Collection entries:
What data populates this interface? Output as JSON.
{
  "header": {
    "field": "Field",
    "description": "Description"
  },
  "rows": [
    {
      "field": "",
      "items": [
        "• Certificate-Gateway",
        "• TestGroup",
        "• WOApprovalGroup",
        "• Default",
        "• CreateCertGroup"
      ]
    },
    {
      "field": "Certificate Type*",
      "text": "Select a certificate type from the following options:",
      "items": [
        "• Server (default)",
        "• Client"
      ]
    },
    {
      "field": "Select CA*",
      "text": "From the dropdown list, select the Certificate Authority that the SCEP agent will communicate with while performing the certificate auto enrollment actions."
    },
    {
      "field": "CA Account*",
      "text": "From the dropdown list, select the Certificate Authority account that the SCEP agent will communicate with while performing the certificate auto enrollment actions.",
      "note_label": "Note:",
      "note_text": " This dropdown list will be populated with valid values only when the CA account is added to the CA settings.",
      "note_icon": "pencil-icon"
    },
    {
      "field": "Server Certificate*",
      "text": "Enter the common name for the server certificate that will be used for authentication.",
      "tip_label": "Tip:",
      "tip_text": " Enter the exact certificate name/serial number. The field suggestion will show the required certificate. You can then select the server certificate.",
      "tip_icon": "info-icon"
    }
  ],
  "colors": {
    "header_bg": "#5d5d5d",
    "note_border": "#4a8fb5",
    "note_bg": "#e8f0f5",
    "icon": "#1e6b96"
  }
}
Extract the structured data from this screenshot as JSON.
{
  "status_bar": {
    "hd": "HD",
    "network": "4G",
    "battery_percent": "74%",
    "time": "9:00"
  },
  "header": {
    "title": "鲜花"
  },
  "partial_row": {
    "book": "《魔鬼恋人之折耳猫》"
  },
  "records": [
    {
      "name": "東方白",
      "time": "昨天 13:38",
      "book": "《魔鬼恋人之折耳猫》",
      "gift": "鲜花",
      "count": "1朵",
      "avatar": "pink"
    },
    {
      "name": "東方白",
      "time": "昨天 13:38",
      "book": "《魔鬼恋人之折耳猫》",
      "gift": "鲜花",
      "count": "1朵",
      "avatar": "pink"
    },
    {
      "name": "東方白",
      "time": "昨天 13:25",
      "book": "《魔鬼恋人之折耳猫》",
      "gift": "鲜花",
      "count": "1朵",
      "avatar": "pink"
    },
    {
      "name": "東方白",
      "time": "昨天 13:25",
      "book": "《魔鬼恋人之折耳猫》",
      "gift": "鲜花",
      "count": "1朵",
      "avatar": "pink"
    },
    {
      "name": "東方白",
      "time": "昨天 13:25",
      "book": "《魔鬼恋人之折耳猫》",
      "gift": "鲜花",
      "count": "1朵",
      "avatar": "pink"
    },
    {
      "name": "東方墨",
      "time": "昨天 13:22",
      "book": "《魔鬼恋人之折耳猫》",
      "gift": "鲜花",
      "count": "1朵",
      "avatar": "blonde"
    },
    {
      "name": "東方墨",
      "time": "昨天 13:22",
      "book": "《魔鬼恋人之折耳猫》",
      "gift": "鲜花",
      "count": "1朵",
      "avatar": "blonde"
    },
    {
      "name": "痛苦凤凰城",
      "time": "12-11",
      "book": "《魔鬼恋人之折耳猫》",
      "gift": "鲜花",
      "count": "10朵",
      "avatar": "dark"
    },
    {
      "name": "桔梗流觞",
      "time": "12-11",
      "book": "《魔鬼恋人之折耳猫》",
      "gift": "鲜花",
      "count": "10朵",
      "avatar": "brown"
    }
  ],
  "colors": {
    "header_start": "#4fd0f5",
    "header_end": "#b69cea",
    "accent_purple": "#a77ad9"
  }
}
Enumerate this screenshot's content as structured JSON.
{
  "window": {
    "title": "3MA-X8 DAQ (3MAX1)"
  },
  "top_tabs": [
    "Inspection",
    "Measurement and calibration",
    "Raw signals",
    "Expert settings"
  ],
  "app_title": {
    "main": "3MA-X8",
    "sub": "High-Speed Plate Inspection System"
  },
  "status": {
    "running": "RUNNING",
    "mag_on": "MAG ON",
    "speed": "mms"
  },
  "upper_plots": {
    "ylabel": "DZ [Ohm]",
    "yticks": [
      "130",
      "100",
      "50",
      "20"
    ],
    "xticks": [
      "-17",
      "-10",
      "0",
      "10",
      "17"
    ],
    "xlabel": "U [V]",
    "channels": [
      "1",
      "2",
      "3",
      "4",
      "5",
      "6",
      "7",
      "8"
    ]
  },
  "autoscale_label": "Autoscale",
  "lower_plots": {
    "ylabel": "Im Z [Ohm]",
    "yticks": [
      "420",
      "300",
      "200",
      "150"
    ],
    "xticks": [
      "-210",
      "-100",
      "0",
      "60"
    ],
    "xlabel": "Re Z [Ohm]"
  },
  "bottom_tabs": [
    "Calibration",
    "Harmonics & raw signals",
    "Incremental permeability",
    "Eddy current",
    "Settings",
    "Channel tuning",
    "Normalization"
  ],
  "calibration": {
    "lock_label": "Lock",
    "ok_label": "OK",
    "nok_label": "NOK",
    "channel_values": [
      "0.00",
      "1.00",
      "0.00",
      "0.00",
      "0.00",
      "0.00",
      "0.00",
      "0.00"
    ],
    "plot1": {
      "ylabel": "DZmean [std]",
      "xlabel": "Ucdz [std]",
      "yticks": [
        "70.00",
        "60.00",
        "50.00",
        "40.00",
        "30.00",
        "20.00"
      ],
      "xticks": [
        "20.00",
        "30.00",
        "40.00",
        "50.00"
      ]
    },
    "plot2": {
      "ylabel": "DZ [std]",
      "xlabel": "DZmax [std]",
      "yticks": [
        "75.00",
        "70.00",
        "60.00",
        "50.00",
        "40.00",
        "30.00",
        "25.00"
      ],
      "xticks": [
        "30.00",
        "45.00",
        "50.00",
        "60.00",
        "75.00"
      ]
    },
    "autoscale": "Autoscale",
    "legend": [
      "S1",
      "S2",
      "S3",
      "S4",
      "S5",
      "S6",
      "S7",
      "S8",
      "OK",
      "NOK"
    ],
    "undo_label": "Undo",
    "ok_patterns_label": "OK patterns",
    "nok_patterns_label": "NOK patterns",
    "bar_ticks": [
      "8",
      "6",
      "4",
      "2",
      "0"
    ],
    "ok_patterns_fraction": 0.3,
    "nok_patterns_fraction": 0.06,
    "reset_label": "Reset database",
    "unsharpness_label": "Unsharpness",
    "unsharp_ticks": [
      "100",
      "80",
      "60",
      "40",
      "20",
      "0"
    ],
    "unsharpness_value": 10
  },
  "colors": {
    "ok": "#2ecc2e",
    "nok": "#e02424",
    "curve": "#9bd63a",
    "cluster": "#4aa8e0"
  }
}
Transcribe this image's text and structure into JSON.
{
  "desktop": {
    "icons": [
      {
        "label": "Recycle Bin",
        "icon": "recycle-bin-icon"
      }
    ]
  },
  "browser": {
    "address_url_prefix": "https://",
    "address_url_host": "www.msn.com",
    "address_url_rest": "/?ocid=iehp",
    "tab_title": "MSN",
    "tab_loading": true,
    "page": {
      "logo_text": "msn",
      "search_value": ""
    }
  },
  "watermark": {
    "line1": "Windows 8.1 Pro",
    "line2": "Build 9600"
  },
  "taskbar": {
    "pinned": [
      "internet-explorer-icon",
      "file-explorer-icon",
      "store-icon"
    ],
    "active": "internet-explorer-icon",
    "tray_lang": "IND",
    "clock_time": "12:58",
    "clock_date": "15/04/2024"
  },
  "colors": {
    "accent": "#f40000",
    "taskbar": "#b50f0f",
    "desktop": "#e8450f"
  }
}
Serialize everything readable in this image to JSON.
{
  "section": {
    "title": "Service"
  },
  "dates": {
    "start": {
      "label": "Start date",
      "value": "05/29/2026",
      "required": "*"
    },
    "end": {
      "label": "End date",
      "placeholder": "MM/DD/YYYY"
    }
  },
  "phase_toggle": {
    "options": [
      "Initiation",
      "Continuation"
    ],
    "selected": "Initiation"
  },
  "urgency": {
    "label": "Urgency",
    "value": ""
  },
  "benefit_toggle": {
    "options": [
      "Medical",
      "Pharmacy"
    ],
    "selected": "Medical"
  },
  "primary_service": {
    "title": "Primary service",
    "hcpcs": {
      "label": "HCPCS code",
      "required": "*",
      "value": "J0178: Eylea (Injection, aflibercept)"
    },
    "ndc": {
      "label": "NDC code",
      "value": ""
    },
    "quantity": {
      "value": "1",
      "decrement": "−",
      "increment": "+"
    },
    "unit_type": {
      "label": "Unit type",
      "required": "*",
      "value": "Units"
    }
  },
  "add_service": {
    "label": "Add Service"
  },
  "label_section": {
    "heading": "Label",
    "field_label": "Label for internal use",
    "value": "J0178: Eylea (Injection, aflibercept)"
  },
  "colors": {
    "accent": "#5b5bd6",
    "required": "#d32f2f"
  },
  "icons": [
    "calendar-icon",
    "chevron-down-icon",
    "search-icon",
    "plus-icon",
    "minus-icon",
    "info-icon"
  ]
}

> [YOUR GOAL]:
Note each line of the entries that has "with" in it, and copy those lines.

> [EXERCISE RESPONSE]:
      "text": "From the dropdown list, select the Certificate Authority that the SCEP agent will communicate with while performing the certificate auto enrollment actions."
      "text": "From the dropdown list, select the Certificate Authority account that the SCEP agent will communicate with while performing the certificate auto enrollment actions.",
      "note_text": " This dropdown list will be populated with valid values only when the CA account is added to the CA settings.",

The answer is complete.